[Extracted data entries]
━━━━━━━━━━━━━━━━━━━━━━━━━━━━━━
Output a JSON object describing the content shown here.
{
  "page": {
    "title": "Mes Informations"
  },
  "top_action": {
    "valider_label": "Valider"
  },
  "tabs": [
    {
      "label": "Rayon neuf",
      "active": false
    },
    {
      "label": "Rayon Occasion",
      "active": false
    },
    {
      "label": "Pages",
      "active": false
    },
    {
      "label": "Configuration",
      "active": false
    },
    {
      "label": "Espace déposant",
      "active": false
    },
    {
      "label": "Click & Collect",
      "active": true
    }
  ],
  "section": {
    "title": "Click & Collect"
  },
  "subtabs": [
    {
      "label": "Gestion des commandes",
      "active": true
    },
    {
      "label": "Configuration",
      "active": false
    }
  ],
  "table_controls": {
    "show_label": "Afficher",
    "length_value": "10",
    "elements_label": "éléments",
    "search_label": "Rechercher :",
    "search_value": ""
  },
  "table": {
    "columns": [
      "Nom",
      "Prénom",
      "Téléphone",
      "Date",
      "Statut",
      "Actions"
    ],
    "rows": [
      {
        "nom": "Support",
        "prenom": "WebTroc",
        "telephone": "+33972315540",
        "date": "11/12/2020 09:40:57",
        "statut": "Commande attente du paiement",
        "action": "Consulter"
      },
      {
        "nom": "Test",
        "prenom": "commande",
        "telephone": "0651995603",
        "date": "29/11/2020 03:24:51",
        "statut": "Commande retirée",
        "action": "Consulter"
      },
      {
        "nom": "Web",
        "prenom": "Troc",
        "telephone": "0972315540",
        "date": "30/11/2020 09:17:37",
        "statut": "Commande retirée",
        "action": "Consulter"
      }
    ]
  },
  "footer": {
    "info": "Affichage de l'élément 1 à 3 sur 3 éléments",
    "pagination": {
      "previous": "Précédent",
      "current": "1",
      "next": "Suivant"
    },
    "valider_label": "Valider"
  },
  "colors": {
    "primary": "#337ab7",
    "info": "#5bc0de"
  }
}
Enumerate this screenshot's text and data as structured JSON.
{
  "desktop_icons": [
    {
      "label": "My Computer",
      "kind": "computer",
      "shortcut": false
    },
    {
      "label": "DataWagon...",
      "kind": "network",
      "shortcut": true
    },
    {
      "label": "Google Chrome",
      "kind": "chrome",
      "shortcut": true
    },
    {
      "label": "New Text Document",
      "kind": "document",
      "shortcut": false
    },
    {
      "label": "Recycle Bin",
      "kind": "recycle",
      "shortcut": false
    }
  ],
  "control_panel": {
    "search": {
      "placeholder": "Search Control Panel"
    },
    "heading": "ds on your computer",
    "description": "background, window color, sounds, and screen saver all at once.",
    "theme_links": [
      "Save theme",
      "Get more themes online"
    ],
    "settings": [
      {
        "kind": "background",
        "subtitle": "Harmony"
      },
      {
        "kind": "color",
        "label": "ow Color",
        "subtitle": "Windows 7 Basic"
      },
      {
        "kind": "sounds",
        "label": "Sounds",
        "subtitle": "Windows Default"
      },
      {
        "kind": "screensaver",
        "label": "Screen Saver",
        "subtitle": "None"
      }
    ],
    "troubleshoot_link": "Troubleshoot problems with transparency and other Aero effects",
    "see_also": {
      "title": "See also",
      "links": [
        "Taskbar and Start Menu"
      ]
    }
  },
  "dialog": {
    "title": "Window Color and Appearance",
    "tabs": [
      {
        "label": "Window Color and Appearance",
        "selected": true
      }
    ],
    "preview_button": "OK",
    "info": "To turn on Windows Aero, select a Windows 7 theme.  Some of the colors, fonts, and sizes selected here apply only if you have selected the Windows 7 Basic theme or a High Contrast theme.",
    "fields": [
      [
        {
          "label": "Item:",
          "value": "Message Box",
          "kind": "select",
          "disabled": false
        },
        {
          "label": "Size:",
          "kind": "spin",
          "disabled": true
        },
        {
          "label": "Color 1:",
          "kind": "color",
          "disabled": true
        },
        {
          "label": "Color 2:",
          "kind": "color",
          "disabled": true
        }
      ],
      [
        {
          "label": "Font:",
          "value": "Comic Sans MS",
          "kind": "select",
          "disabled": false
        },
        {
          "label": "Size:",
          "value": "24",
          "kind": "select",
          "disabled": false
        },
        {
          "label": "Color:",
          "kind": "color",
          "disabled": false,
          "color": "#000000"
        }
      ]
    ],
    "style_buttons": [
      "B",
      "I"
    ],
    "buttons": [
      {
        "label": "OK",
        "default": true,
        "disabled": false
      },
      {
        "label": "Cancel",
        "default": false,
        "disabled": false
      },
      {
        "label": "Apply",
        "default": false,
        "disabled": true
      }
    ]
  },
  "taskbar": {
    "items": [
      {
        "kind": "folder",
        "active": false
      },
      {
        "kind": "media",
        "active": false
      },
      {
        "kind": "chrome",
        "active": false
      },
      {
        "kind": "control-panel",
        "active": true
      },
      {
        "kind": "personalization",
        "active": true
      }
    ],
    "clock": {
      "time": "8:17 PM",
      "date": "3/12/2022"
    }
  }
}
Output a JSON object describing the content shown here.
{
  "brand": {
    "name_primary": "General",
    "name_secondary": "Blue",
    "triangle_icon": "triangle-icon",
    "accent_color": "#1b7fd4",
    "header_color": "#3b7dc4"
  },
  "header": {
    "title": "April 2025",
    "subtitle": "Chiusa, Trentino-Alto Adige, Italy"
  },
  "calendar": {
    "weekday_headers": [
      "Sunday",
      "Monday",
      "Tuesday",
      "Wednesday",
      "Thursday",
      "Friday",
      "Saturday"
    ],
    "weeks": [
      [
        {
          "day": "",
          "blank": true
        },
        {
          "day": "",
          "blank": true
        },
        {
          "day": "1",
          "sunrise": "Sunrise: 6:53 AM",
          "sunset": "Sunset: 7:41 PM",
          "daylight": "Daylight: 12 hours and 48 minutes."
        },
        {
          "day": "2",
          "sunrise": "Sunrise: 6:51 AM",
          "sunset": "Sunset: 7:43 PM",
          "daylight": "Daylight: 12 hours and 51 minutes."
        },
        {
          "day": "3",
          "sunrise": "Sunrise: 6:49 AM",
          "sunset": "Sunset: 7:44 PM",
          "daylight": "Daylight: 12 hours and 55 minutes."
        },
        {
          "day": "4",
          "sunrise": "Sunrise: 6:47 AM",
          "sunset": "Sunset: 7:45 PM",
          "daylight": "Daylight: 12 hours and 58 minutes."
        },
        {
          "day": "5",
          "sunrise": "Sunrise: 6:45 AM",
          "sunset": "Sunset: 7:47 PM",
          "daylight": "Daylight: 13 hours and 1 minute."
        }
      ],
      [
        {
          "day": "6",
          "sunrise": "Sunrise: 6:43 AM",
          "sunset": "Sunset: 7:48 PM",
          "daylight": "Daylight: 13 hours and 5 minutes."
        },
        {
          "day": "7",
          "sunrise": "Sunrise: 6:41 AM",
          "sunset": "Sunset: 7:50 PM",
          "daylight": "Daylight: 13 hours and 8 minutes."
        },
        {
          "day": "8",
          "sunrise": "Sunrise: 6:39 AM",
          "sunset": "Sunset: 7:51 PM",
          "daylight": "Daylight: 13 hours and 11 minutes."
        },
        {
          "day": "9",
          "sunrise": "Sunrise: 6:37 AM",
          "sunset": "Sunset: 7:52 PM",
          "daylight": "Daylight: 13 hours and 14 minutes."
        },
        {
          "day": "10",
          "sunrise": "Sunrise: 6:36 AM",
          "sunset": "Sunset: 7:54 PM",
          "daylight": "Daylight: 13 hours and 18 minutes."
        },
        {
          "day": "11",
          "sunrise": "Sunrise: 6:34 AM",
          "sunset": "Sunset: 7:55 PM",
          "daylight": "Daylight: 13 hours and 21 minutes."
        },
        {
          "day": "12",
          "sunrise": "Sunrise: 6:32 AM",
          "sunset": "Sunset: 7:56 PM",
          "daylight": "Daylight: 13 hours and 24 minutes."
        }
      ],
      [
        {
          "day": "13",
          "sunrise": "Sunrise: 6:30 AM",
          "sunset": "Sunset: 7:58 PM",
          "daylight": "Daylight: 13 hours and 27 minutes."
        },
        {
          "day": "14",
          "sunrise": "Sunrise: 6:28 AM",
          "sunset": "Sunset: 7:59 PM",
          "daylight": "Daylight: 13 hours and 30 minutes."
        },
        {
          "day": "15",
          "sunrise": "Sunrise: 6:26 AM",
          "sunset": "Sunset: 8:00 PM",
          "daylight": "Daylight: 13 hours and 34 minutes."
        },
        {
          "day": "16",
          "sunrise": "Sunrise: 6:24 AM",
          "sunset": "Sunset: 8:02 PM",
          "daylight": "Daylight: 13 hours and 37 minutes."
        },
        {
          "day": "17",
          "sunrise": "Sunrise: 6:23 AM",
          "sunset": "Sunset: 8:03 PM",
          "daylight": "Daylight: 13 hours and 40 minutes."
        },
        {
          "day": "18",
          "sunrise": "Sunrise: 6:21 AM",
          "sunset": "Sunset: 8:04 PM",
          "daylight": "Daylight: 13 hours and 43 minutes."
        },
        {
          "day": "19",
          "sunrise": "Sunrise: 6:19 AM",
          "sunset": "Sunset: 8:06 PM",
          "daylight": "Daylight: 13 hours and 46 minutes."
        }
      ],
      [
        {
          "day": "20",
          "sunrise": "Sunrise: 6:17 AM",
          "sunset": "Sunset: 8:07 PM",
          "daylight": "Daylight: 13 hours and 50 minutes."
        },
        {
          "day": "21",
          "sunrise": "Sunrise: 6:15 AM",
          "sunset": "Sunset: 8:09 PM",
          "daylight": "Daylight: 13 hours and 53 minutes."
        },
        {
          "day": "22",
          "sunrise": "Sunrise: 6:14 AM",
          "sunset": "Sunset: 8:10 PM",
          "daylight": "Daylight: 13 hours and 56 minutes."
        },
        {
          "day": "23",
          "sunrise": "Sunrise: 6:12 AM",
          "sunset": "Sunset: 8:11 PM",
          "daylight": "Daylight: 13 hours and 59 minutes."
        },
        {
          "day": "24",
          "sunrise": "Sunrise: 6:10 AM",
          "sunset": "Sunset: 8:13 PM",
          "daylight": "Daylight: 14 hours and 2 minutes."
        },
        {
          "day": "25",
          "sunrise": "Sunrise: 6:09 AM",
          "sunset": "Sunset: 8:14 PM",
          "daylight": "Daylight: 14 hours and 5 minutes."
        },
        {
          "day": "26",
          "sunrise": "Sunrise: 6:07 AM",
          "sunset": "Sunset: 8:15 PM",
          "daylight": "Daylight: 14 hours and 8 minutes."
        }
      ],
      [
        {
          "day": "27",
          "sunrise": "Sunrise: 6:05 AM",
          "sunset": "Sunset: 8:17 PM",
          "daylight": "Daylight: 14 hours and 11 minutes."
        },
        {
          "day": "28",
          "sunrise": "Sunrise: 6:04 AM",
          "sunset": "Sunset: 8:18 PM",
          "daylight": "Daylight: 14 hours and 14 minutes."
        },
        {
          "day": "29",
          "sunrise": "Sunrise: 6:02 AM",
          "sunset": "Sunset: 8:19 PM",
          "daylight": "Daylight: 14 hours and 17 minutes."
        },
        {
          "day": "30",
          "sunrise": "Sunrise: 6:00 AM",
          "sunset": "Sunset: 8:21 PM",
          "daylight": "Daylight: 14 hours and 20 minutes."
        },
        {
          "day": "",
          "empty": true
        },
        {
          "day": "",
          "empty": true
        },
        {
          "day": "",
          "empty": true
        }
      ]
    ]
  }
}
━━━━━━━━━━━━━━━━━━━━━━━━━━━━━━
__Task statement__
Copy every line above that holds the word "subtitle".

__Problem solution__
        "subtitle": "Harmony"
        "subtitle": "Windows 7 Basic"
        "subtitle": "Windows Default"
        "subtitle": "None"
    "subtitle": "Chiusa, Trentino-Alto Adige, Italy"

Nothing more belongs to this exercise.